== THE TASK ==
Write out every line below that includes the word "ylabel".

┌────────

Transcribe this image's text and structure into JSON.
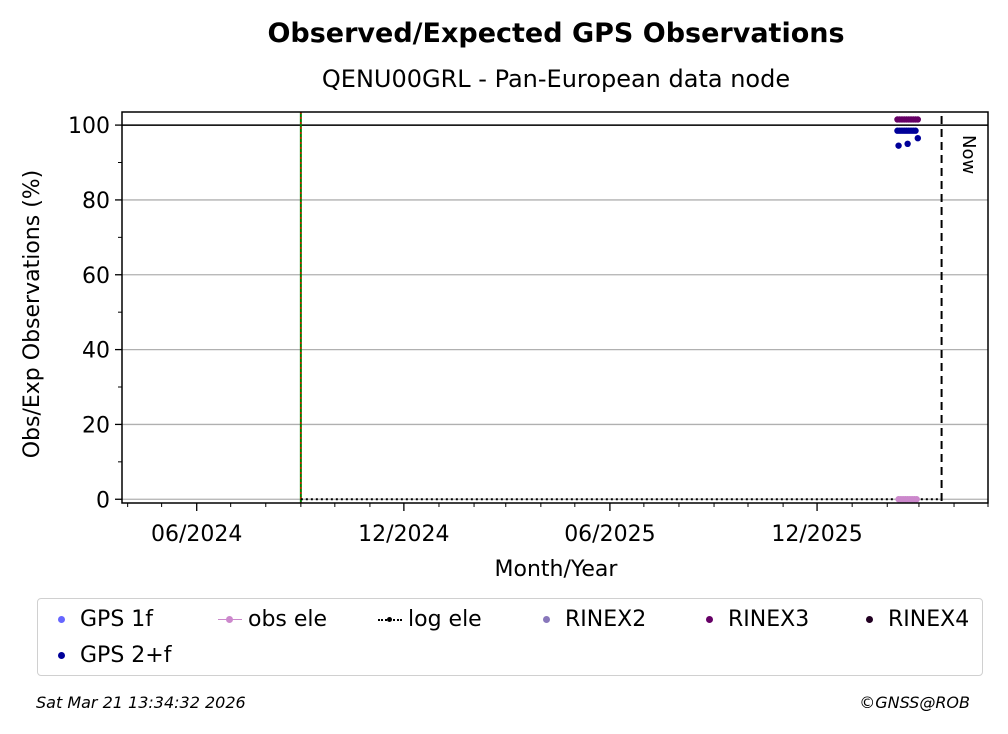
{
  "chart_data": {
    "type": "scatter",
    "title": "Observed/Expected GPS Observations",
    "subtitle": "QENU00GRL - Pan-European data node",
    "xlabel": "Month/Year",
    "ylabel": "Obs/Exp Observations (%)",
    "x_ticks": [
      "06/2024",
      "12/2024",
      "06/2025",
      "12/2025"
    ],
    "x_tick_dates": [
      "2024-06-01",
      "2024-12-01",
      "2025-06-01",
      "2025-12-01"
    ],
    "y_ticks": [
      0,
      20,
      40,
      60,
      80,
      100
    ],
    "ylim": [
      -1,
      103.5
    ],
    "xlim": [
      "2024-03-27",
      "2026-05-01"
    ],
    "grid": "horizontal",
    "reference_line_y": 100,
    "site_event_date": "2024-09-01",
    "now_date": "2026-03-21",
    "now_label": "Now",
    "log_ele_line": {
      "from": "2024-09-01",
      "to": "2026-03-21",
      "value": 0
    },
    "series": [
      {
        "name": "GPS 1f",
        "color": "#6666ff",
        "marker": "dot",
        "points": []
      },
      {
        "name": "obs ele",
        "color": "#cc88cc",
        "marker": "line-dot",
        "points": [
          [
            "2026-02-11",
            0
          ],
          [
            "2026-02-13",
            0
          ],
          [
            "2026-02-15",
            0
          ],
          [
            "2026-02-17",
            0
          ],
          [
            "2026-02-19",
            0
          ],
          [
            "2026-02-21",
            0
          ],
          [
            "2026-02-23",
            0
          ],
          [
            "2026-02-25",
            0
          ],
          [
            "2026-02-27",
            0
          ]
        ]
      },
      {
        "name": "log ele",
        "color": "#000000",
        "marker": "dotted-line",
        "points": []
      },
      {
        "name": "RINEX2",
        "color": "#8877bb",
        "marker": "dot",
        "points": []
      },
      {
        "name": "RINEX3",
        "color": "#660066",
        "marker": "dot",
        "points": [
          [
            "2026-02-10",
            101.5
          ],
          [
            "2026-02-12",
            101.5
          ],
          [
            "2026-02-14",
            101.5
          ],
          [
            "2026-02-16",
            101.5
          ],
          [
            "2026-02-18",
            101.5
          ],
          [
            "2026-02-20",
            101.5
          ],
          [
            "2026-02-22",
            101.5
          ],
          [
            "2026-02-24",
            101.5
          ],
          [
            "2026-02-26",
            101.5
          ],
          [
            "2026-02-28",
            101.5
          ]
        ]
      },
      {
        "name": "RINEX4",
        "color": "#220022",
        "marker": "dot",
        "points": []
      },
      {
        "name": "GPS 2+f",
        "color": "#000099",
        "marker": "dot",
        "points": [
          [
            "2026-02-10",
            98.5
          ],
          [
            "2026-02-12",
            98.5
          ],
          [
            "2026-02-14",
            98.5
          ],
          [
            "2026-02-16",
            98.5
          ],
          [
            "2026-02-18",
            98.5
          ],
          [
            "2026-02-20",
            98.5
          ],
          [
            "2026-02-22",
            98.5
          ],
          [
            "2026-02-24",
            98.5
          ],
          [
            "2026-02-26",
            98.5
          ],
          [
            "2026-02-11",
            94.5
          ],
          [
            "2026-02-19",
            95.0
          ],
          [
            "2026-02-28",
            96.5
          ]
        ]
      }
    ]
  },
  "footer": {
    "timestamp": "Sat Mar 21 13:34:32 2026",
    "copyright": "©GNSS@ROB"
  }
}
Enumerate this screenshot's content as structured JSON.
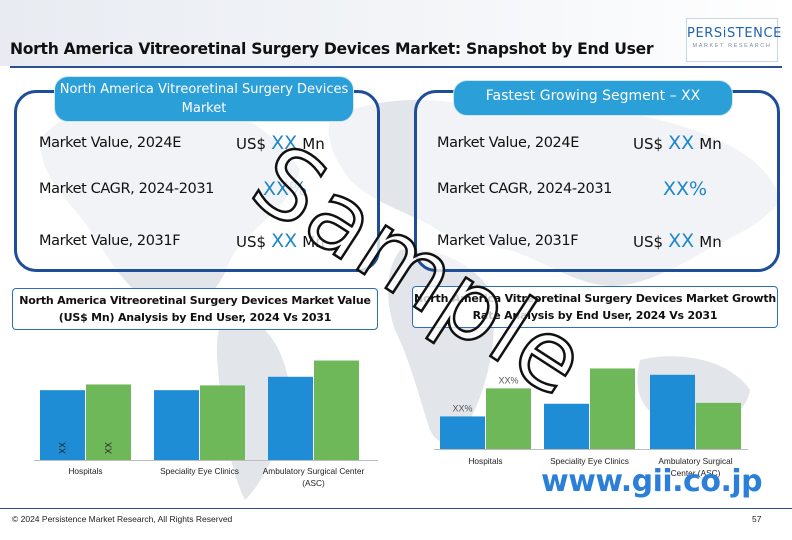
{
  "page": {
    "title": "North America Vitreoretinal Surgery Devices Market: Snapshot by End User"
  },
  "logo": {
    "name": "PERSiSTENCE",
    "tagline": "MARKET RESEARCH"
  },
  "market_panel": {
    "title": "North America Vitreoretinal Surgery Devices Market",
    "rows": [
      {
        "label": "Market Value, 2024E",
        "prefix": "US$",
        "value": "XX",
        "suffix": "Mn"
      },
      {
        "label": "Market CAGR, 2024-2031",
        "prefix": "",
        "value": "XX%",
        "suffix": ""
      },
      {
        "label": "Market Value, 2031F",
        "prefix": "US$",
        "value": "XX",
        "suffix": "Mn"
      }
    ]
  },
  "segment_panel": {
    "title": "Fastest Growing Segment – XX",
    "rows": [
      {
        "label": "Market Value, 2024E",
        "prefix": "US$",
        "value": "XX",
        "suffix": "Mn"
      },
      {
        "label": "Market CAGR, 2024-2031",
        "prefix": "",
        "value": "XX%",
        "suffix": ""
      },
      {
        "label": "Market Value, 2031F",
        "prefix": "US$",
        "value": "XX",
        "suffix": "Mn"
      }
    ]
  },
  "colors": {
    "series_2024": "#1f8dd6",
    "series_2031": "#6fb85a",
    "accent": "#1d86c9",
    "panel_border": "#1d4e97",
    "header_fill": "#2b9fd8"
  },
  "chart_data": [
    {
      "type": "bar",
      "title": "North America Vitreoretinal Surgery Devices Market Value (US$ Mn) Analysis by End User, 2024 Vs 2031",
      "categories": [
        "Hospitals",
        "Speciality Eye Clinics",
        "Ambulatory Surgical Center (ASC)"
      ],
      "series": [
        {
          "values": [
            73,
            73,
            87
          ]
        },
        {
          "values": [
            79,
            78,
            104
          ]
        }
      ],
      "data_labels": [
        "XX",
        "XX"
      ],
      "ylim": [
        0,
        115
      ],
      "grid": false,
      "legend": "none"
    },
    {
      "type": "bar",
      "title": "North America Vitreoretinal Surgery Devices Market Growth Rate Analysis by End User, 2024 Vs 2031",
      "categories": [
        "Hospitals",
        "Speciality Eye Clinics",
        "Ambulatory Surgical Center (ASC)"
      ],
      "series": [
        {
          "values": [
            36,
            50,
            82
          ]
        },
        {
          "values": [
            67,
            89,
            51
          ]
        }
      ],
      "data_labels": [
        "XX%",
        "XX%"
      ],
      "ylim": [
        0,
        105
      ],
      "grid": false,
      "legend": "none"
    }
  ],
  "footer": {
    "copyright": "© 2024 Persistence Market Research, All Rights Reserved",
    "page_number": "57"
  },
  "watermark": {
    "text": "Sample"
  },
  "stamp": {
    "text": "www.gii.co.jp"
  }
}
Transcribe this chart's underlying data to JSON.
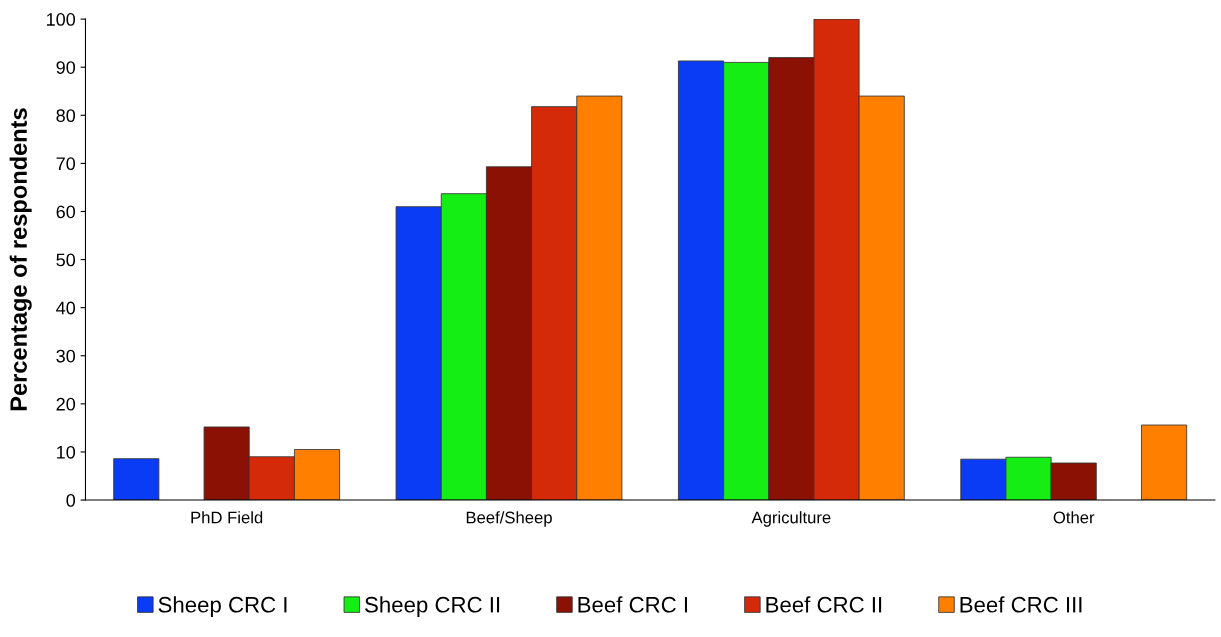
{
  "chart_data": {
    "type": "bar",
    "ylabel": "Percentage of respondents",
    "categories": [
      "PhD Field",
      "Beef/Sheep",
      "Agriculture",
      "Other"
    ],
    "series": [
      {
        "name": "Sheep CRC I",
        "color": "#0a3cf5",
        "values": [
          8.6,
          61,
          91.3,
          8.5
        ]
      },
      {
        "name": "Sheep CRC II",
        "color": "#15ee15",
        "values": [
          null,
          63.7,
          91,
          8.9
        ]
      },
      {
        "name": "Beef CRC I",
        "color": "#8b1105",
        "values": [
          15.2,
          69.3,
          92,
          7.7
        ]
      },
      {
        "name": "Beef CRC II",
        "color": "#d42a0a",
        "values": [
          9,
          81.8,
          100,
          null
        ]
      },
      {
        "name": "Beef CRC III",
        "color": "#ff7f00",
        "values": [
          10.5,
          84,
          84,
          15.6
        ]
      }
    ],
    "ylim": [
      0,
      100
    ],
    "yticks": [
      0,
      10,
      20,
      30,
      40,
      50,
      60,
      70,
      80,
      90,
      100
    ],
    "grid": false,
    "legend": "bottom"
  }
}
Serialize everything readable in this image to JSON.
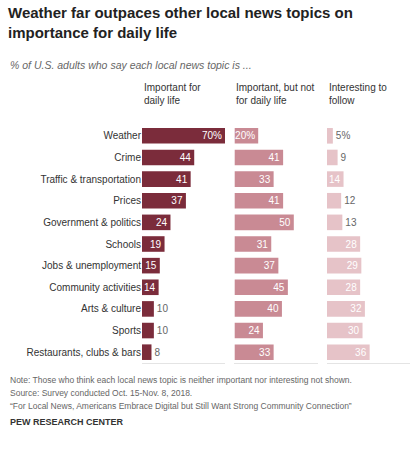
{
  "chart_data": {
    "type": "bar",
    "orientation": "horizontal",
    "title": "Weather far outpaces other local news topics on importance for daily life",
    "subtitle": "% of U.S. adults who say each local news topic is ...",
    "categories": [
      "Weather",
      "Crime",
      "Traffic & transportation",
      "Prices",
      "Government & politics",
      "Schools",
      "Jobs & unemployment",
      "Community activities",
      "Arts & culture",
      "Sports",
      "Restaurants, clubs & bars"
    ],
    "series": [
      {
        "name": "Important for daily life",
        "color": "#7b2c3b",
        "values": [
          70,
          44,
          41,
          37,
          24,
          19,
          15,
          14,
          10,
          10,
          8
        ],
        "value_labels": [
          "70%",
          "44",
          "41",
          "37",
          "24",
          "19",
          "15",
          "14",
          "10",
          "10",
          "8"
        ]
      },
      {
        "name": "Important, but not for daily life",
        "color": "#c98a94",
        "values": [
          20,
          41,
          33,
          41,
          50,
          31,
          37,
          45,
          40,
          24,
          33
        ],
        "value_labels": [
          "20%",
          "41",
          "33",
          "41",
          "50",
          "31",
          "37",
          "45",
          "40",
          "24",
          "33"
        ]
      },
      {
        "name": "Interesting to follow",
        "color": "#e6c3c8",
        "values": [
          5,
          9,
          14,
          12,
          13,
          28,
          29,
          28,
          32,
          30,
          36
        ],
        "value_labels": [
          "5%",
          "9",
          "14",
          "12",
          "13",
          "28",
          "29",
          "28",
          "32",
          "30",
          "36"
        ]
      }
    ],
    "xlim": [
      0,
      70
    ],
    "data_labels": true,
    "tick_labels": "y",
    "grid": false,
    "annotations": [
      "Note: Those who think each local news topic is neither important nor interesting not shown.",
      "Source: Survey conducted Oct. 15-Nov. 8, 2018.",
      "“For Local News, Americans Embrace Digital but Still Want Strong Community Connection”",
      "PEW RESEARCH CENTER"
    ]
  }
}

└────────

== ANSWER BELOW ==
    "ylabel": "Obs/Exp Observations (%)",
    "ylabel": "Percentage of respondents",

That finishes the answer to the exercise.